**Exercise brief:**
Below are some records; retype all of them exactly.

========

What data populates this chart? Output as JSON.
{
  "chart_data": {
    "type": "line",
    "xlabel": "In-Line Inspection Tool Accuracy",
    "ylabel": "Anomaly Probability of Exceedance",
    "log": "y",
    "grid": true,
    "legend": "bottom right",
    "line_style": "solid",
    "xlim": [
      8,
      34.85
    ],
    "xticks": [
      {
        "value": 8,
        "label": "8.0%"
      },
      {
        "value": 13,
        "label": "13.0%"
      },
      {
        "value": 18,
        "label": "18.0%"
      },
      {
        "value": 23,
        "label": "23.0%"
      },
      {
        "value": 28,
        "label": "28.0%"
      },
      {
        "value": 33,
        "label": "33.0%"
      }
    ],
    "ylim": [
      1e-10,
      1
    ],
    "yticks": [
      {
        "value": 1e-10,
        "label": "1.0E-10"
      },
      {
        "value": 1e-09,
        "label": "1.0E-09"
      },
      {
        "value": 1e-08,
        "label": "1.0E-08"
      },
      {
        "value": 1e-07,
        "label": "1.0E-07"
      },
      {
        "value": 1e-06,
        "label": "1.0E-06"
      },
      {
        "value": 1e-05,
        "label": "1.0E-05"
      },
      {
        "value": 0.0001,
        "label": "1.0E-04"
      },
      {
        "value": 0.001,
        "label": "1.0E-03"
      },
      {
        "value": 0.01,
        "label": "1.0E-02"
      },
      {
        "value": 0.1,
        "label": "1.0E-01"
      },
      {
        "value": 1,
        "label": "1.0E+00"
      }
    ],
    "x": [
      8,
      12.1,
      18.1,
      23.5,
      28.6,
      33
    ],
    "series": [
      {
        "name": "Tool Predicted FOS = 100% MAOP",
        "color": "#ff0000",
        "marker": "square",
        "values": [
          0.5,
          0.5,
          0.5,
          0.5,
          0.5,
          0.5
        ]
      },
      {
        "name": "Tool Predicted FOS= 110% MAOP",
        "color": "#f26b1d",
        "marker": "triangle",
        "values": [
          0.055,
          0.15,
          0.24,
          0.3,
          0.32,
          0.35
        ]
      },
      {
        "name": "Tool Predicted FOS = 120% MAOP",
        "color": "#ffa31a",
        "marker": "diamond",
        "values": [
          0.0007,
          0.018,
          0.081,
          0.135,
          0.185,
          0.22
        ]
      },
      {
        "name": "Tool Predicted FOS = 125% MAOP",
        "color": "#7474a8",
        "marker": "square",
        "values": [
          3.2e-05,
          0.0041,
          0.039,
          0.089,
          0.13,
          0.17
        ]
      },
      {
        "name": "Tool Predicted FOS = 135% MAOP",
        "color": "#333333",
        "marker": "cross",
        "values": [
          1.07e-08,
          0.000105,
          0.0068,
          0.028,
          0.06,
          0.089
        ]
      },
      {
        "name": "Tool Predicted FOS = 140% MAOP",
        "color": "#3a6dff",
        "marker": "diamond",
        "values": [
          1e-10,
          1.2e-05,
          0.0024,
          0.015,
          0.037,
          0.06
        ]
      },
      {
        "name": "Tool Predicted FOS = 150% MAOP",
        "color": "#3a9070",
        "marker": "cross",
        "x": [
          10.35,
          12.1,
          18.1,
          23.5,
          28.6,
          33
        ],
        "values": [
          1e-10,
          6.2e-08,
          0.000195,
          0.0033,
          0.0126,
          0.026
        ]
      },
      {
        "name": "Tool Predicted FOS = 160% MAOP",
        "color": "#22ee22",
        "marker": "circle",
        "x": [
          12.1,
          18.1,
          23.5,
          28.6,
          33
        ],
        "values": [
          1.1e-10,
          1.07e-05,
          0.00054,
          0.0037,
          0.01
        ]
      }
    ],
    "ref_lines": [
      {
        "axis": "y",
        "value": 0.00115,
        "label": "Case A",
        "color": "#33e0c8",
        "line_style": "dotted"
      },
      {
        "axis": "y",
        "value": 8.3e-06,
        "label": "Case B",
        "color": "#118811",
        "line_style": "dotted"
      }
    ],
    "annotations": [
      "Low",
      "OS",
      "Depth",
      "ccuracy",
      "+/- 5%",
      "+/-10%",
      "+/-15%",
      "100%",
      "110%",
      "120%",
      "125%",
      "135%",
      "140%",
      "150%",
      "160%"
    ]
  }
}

========

**Correct response:**
What data populates this chart? Output as JSON.
{
  "chart_data": {
    "type": "line",
    "xlabel": "In-Line Inspection Tool Accuracy",
    "ylabel": "Anomaly Probability of Exceedance",
    "log": "y",
    "grid": true,
    "legend": "bottom right",
    "line_style": "solid",
    "xlim": [
      8,
      34.85
    ],
    "xticks": [
      {
        "value": 8,
        "label": "8.0%"
      },
      {
        "value": 13,
        "label": "13.0%"
      },
      {
        "value": 18,
        "label": "18.0%"
      },
      {
        "value": 23,
        "label": "23.0%"
      },
      {
        "value": 28,
        "label": "28.0%"
      },
      {
        "value": 33,
        "label": "33.0%"
      }
    ],
    "ylim": [
      1e-10,
      1
    ],
    "yticks": [
      {
        "value": 1e-10,
        "label": "1.0E-10"
      },
      {
        "value": 1e-09,
        "label": "1.0E-09"
      },
      {
        "value": 1e-08,
        "label": "1.0E-08"
      },
      {
        "value": 1e-07,
        "label": "1.0E-07"
      },
      {
        "value": 1e-06,
        "label": "1.0E-06"
      },
      {
        "value": 1e-05,
        "label": "1.0E-05"
      },
      {
        "value": 0.0001,
        "label": "1.0E-04"
      },
      {
        "value": 0.001,
        "label": "1.0E-03"
      },
      {
        "value": 0.01,
        "label": "1.0E-02"
      },
      {
        "value": 0.1,
        "label": "1.0E-01"
      },
      {
        "value": 1,
        "label": "1.0E+00"
      }
    ],
    "x": [
      8,
      12.1,
      18.1,
      23.5,
      28.6,
      33
    ],
    "series": [
      {
        "name": "Tool Predicted FOS = 100% MAOP",
        "color": "#ff0000",
        "marker": "square",
        "values": [
          0.5,
          0.5,
          0.5,
          0.5,
          0.5,
          0.5
        ]
      },
      {
        "name": "Tool Predicted FOS= 110% MAOP",
        "color": "#f26b1d",
        "marker": "triangle",
        "values": [
          0.055,
          0.15,
          0.24,
          0.3,
          0.32,
          0.35
        ]
      },
      {
        "name": "Tool Predicted FOS = 120% MAOP",
        "color": "#ffa31a",
        "marker": "diamond",
        "values": [
          0.0007,
          0.018,
          0.081,
          0.135,
          0.185,
          0.22
        ]
      },
      {
        "name": "Tool Predicted FOS = 125% MAOP",
        "color": "#7474a8",
        "marker": "square",
        "values": [
          3.2e-05,
          0.0041,
          0.039,
          0.089,
          0.13,
          0.17
        ]
      },
      {
        "name": "Tool Predicted FOS = 135% MAOP",
        "color": "#333333",
        "marker": "cross",
        "values": [
          1.07e-08,
          0.000105,
          0.0068,
          0.028,
          0.06,
          0.089
        ]
      },
      {
        "name": "Tool Predicted FOS = 140% MAOP",
        "color": "#3a6dff",
        "marker": "diamond",
        "values": [
          1e-10,
          1.2e-05,
          0.0024,
          0.015,
          0.037,
          0.06
        ]
      },
      {
        "name": "Tool Predicted FOS = 150% MAOP",
        "color": "#3a9070",
        "marker": "cross",
        "x": [
          10.35,
          12.1,
          18.1,
          23.5,
          28.6,
          33
        ],
        "values": [
          1e-10,
          6.2e-08,
          0.000195,
          0.0033,
          0.0126,
          0.026
        ]
      },
      {
        "name": "Tool Predicted FOS = 160% MAOP",
        "color": "#22ee22",
        "marker": "circle",
        "x": [
          12.1,
          18.1,
          23.5,
          28.6,
          33
        ],
        "values": [
          1.1e-10,
          1.07e-05,
          0.00054,
          0.0037,
          0.01
        ]
      }
    ],
    "ref_lines": [
      {
        "axis": "y",
        "value": 0.00115,
        "label": "Case A",
        "color": "#33e0c8",
        "line_style": "dotted"
      },
      {
        "axis": "y",
        "value": 8.3e-06,
        "label": "Case B",
        "color": "#118811",
        "line_style": "dotted"
      }
    ],
    "annotations": [
      "Low",
      "OS",
      "Depth",
      "ccuracy",
      "+/- 5%",
      "+/-10%",
      "+/-15%",
      "100%",
      "110%",
      "120%",
      "125%",
      "135%",
      "140%",
      "150%",
      "160%"
    ]
  }
}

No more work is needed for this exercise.